*** RECORD LIST
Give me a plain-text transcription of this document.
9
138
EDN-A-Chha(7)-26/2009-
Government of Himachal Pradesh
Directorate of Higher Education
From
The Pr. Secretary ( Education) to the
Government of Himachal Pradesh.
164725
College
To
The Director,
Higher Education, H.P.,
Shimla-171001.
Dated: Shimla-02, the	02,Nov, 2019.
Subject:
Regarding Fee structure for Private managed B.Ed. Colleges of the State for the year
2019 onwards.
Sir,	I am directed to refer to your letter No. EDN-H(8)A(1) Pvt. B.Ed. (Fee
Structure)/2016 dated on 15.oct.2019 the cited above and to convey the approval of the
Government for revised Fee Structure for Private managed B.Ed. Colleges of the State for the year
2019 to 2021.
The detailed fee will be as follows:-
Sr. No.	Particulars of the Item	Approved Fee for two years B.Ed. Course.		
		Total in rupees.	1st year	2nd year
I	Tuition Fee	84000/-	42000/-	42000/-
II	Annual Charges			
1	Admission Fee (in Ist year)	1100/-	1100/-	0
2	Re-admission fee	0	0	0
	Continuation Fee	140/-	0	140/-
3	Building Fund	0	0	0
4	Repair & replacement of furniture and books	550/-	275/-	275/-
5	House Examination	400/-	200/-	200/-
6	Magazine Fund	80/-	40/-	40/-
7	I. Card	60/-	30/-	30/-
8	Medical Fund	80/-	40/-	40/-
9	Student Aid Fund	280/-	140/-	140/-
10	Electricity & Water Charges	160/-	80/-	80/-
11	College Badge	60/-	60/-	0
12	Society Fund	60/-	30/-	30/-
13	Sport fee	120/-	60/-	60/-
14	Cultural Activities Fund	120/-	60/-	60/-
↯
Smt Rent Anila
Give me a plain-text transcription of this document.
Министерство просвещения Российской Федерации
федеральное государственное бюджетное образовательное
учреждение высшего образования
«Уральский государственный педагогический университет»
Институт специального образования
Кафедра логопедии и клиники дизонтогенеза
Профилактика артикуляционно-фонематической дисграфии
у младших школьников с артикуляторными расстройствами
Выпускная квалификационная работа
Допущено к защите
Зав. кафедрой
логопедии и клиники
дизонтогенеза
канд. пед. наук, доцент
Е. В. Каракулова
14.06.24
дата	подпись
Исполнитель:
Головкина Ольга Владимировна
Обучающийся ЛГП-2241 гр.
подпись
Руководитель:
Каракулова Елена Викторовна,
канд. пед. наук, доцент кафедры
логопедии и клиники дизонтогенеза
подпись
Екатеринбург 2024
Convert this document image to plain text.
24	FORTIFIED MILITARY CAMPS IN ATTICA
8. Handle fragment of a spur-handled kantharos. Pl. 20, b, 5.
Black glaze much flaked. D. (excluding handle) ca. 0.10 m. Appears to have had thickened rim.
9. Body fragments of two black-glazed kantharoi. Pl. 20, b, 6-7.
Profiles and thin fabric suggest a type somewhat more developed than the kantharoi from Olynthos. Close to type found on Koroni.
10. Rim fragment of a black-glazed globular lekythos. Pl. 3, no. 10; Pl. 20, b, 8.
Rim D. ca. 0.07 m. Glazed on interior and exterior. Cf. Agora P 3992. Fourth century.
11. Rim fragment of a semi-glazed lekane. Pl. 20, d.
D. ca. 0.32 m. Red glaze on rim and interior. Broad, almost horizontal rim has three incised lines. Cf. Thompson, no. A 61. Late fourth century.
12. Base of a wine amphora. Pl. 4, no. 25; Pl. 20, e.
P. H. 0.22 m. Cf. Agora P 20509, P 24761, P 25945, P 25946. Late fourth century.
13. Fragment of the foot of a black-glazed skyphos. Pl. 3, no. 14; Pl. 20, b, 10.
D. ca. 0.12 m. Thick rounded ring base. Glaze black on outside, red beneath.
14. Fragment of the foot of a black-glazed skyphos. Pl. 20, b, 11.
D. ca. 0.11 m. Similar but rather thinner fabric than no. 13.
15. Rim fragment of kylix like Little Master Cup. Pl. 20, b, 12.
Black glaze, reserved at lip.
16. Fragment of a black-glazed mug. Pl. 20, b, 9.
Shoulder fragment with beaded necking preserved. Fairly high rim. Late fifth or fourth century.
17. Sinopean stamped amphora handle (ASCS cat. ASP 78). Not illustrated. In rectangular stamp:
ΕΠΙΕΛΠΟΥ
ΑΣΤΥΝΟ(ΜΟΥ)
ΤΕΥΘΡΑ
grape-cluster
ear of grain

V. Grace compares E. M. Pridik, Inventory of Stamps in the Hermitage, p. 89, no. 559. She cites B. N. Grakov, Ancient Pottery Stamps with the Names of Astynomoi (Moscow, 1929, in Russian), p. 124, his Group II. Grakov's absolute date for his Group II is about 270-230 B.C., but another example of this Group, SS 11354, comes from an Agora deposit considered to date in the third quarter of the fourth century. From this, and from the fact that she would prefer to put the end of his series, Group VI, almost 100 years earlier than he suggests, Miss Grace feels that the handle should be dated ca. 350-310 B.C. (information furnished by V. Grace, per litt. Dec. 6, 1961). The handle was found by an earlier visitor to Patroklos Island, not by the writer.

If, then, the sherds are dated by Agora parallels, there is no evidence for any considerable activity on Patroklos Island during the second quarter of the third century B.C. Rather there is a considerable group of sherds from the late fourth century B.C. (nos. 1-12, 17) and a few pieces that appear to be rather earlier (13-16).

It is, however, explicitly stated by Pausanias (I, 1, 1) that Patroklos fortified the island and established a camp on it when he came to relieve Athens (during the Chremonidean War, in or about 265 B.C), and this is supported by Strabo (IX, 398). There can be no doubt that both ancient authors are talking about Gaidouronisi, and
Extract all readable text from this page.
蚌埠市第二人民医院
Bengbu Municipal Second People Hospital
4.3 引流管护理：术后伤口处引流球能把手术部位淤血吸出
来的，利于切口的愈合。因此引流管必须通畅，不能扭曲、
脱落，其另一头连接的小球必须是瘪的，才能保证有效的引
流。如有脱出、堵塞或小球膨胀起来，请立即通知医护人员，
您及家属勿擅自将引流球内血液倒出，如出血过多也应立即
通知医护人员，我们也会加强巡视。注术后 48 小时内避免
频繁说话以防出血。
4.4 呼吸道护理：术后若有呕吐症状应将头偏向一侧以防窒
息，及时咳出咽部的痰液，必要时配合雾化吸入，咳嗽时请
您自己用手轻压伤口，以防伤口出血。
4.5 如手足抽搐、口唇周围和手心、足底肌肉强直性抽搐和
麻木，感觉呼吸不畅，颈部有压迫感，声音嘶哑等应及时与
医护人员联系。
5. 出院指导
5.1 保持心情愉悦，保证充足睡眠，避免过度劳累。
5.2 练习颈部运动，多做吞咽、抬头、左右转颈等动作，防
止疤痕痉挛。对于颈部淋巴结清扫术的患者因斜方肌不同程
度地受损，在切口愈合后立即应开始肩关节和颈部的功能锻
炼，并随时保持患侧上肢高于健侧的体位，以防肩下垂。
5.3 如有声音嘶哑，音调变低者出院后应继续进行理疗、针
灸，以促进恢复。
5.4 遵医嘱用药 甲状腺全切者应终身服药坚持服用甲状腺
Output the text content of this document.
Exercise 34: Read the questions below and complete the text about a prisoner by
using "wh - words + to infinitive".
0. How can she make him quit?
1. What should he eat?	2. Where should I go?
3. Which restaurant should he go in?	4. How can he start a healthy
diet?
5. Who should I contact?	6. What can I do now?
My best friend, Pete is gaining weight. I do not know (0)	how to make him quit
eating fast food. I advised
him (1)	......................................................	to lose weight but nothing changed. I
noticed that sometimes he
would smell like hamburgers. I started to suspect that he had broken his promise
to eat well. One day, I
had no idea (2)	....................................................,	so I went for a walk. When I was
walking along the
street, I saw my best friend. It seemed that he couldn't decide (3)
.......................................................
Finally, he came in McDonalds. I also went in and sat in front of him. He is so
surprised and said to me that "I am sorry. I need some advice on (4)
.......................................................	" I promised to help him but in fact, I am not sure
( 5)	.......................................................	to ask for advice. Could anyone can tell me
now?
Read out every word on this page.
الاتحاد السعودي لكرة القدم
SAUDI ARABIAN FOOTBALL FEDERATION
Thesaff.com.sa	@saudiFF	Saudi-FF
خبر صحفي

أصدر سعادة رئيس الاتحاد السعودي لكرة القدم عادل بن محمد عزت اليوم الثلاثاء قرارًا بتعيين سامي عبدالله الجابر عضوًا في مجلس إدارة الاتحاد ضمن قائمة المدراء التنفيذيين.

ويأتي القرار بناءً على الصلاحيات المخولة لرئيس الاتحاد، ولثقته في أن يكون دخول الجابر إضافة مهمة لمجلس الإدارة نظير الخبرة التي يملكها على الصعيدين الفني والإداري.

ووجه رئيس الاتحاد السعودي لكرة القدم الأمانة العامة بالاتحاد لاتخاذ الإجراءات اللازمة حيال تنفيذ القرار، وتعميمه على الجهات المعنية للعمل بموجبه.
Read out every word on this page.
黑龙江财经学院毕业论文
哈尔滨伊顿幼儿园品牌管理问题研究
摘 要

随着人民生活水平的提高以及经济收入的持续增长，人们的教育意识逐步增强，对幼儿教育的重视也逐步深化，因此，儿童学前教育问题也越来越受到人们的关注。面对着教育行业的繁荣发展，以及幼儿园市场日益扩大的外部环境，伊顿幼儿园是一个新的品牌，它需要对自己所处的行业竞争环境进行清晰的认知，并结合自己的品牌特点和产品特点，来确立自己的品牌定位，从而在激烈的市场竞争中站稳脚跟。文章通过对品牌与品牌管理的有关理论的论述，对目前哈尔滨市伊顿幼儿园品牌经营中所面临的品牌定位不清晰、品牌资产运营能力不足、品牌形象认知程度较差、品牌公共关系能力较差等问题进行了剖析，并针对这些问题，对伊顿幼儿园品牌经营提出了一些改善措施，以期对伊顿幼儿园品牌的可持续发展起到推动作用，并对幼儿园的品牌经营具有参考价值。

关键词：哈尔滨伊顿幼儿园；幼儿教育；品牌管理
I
******
- EXERCISE DESCRIPTION -
Copy out every line where the word "Shimla" occurs.

- WORKED SOLUTION -
Shimla-171001.
Dated: Shimla-02, the	02,Nov, 2019.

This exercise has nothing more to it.